** Opening Data for this task block **
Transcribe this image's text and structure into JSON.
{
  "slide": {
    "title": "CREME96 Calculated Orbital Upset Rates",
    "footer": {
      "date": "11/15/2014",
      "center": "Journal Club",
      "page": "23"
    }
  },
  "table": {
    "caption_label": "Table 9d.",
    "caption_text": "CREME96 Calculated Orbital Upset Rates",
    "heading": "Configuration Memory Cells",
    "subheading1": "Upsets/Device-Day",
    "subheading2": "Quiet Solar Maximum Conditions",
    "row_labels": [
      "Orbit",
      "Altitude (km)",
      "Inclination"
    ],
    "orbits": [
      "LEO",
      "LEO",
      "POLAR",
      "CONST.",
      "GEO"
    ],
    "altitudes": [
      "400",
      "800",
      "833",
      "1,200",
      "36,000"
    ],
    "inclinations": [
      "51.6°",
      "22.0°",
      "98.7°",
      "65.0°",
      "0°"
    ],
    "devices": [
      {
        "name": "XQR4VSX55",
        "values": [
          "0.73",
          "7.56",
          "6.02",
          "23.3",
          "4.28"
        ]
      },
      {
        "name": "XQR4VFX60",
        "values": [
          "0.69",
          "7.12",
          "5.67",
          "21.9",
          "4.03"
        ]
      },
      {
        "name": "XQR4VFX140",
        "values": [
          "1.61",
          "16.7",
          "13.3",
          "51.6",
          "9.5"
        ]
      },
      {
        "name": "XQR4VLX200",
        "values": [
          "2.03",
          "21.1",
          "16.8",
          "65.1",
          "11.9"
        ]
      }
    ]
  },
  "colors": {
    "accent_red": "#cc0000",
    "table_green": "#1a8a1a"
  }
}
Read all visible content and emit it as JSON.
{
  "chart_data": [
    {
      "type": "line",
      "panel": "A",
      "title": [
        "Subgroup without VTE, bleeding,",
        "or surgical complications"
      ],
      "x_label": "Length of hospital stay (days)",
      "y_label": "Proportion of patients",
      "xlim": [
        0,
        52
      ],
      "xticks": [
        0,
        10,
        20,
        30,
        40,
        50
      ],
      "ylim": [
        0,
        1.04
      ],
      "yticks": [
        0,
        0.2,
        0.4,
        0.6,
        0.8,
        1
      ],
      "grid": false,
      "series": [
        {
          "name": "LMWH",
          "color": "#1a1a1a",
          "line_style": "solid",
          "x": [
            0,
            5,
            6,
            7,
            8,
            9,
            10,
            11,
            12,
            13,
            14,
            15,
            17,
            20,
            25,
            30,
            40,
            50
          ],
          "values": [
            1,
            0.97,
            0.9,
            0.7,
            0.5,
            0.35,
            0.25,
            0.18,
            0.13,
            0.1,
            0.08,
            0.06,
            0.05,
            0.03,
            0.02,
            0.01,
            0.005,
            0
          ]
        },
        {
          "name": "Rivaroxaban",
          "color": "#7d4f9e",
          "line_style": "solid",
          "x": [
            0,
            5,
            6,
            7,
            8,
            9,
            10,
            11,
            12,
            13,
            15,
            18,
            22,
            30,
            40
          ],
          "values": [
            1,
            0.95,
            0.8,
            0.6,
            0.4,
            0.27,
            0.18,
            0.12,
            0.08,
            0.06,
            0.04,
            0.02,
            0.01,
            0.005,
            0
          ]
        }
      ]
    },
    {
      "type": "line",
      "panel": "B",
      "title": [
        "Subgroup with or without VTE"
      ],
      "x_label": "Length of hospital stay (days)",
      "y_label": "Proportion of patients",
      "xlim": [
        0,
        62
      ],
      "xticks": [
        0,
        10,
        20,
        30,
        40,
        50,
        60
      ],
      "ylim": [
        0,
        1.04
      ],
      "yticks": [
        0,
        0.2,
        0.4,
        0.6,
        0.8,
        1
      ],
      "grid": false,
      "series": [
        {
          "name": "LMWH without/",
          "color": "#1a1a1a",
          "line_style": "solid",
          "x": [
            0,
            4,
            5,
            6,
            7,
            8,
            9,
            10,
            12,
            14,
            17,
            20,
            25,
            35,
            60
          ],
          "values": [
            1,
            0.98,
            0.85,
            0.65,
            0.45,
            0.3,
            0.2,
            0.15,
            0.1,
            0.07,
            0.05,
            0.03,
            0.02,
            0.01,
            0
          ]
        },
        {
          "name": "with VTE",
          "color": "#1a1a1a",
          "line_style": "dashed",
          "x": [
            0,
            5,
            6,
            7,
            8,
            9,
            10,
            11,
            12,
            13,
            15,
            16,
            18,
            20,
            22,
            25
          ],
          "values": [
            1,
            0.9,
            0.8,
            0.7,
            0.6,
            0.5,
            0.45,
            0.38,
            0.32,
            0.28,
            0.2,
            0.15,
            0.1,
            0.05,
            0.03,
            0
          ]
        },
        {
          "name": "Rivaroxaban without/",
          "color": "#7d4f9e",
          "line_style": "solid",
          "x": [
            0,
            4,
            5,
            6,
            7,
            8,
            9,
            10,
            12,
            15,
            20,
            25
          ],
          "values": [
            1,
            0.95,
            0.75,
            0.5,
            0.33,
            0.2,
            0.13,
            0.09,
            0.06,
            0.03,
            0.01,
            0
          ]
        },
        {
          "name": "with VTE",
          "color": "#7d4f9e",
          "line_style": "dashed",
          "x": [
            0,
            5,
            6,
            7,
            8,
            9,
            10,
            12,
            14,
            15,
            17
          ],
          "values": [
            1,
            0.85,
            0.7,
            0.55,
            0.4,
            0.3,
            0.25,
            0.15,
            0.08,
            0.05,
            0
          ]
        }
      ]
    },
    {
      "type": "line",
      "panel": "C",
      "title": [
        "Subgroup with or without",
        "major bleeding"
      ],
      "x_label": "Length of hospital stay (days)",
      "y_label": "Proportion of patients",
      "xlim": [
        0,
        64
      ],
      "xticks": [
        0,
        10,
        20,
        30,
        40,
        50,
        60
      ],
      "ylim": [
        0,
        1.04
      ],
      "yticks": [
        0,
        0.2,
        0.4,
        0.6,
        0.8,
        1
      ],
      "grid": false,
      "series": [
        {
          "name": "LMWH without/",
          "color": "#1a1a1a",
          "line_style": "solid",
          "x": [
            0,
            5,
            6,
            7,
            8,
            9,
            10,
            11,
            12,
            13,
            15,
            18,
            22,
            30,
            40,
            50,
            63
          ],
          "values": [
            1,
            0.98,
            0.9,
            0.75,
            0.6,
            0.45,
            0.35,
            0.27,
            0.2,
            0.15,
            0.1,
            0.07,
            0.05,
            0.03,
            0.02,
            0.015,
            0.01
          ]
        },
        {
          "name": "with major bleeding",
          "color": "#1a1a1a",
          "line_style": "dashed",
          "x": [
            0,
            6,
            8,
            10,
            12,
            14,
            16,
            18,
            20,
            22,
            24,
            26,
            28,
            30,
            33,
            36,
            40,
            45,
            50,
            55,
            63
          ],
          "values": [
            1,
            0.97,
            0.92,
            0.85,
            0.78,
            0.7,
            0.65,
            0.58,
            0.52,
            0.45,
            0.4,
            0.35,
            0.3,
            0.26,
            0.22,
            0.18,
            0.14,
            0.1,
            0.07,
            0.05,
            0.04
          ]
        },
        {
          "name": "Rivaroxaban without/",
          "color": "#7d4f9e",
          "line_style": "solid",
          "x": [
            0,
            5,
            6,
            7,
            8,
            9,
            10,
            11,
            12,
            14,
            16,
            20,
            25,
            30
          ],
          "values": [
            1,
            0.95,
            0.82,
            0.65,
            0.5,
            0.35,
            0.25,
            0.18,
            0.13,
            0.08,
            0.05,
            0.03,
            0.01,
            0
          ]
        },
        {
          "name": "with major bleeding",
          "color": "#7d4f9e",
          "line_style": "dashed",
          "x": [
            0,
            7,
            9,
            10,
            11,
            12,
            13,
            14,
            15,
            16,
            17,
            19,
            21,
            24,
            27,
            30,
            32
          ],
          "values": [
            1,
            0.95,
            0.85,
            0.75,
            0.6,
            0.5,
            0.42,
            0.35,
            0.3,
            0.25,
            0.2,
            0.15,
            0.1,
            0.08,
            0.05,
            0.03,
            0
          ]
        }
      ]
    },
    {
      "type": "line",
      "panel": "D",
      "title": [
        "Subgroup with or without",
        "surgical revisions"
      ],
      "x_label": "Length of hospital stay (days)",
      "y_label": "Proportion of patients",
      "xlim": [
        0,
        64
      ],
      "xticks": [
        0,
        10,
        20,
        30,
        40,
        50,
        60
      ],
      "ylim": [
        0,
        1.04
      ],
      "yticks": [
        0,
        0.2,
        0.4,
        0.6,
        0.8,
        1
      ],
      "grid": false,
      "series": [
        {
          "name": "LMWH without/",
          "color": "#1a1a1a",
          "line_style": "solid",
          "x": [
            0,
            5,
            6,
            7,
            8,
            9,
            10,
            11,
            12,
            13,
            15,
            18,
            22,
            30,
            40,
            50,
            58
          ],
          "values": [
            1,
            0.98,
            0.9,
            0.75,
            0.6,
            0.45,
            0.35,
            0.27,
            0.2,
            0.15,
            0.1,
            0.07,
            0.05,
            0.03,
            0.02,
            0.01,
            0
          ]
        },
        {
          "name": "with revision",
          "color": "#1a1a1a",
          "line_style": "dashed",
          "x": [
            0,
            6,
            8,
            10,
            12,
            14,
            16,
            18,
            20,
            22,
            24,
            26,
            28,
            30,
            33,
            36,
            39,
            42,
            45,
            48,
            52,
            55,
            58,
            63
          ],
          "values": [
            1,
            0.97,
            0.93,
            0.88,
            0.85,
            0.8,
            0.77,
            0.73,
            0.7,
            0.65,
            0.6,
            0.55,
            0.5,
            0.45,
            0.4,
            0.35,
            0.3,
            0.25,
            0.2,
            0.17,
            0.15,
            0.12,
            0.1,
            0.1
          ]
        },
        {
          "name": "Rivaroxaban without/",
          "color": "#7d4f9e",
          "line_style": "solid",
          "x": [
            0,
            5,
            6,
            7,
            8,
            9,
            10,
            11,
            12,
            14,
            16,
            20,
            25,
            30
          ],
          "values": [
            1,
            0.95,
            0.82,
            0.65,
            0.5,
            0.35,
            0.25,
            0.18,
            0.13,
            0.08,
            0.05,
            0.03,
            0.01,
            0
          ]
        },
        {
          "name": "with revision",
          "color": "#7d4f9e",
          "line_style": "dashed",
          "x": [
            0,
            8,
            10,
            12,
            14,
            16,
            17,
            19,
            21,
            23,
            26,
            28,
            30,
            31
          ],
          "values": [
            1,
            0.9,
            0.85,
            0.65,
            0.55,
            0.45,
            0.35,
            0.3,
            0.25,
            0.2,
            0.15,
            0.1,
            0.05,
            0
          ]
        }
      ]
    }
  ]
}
** Closing Data for this task block **
▸ Directions
Look through the entries above for the word "Subgroup". Copy every line where it shows up.

▸ Answer below
        "Subgroup without VTE, bleeding,",
        "Subgroup with or without VTE"
        "Subgroup with or without",
        "Subgroup with or without",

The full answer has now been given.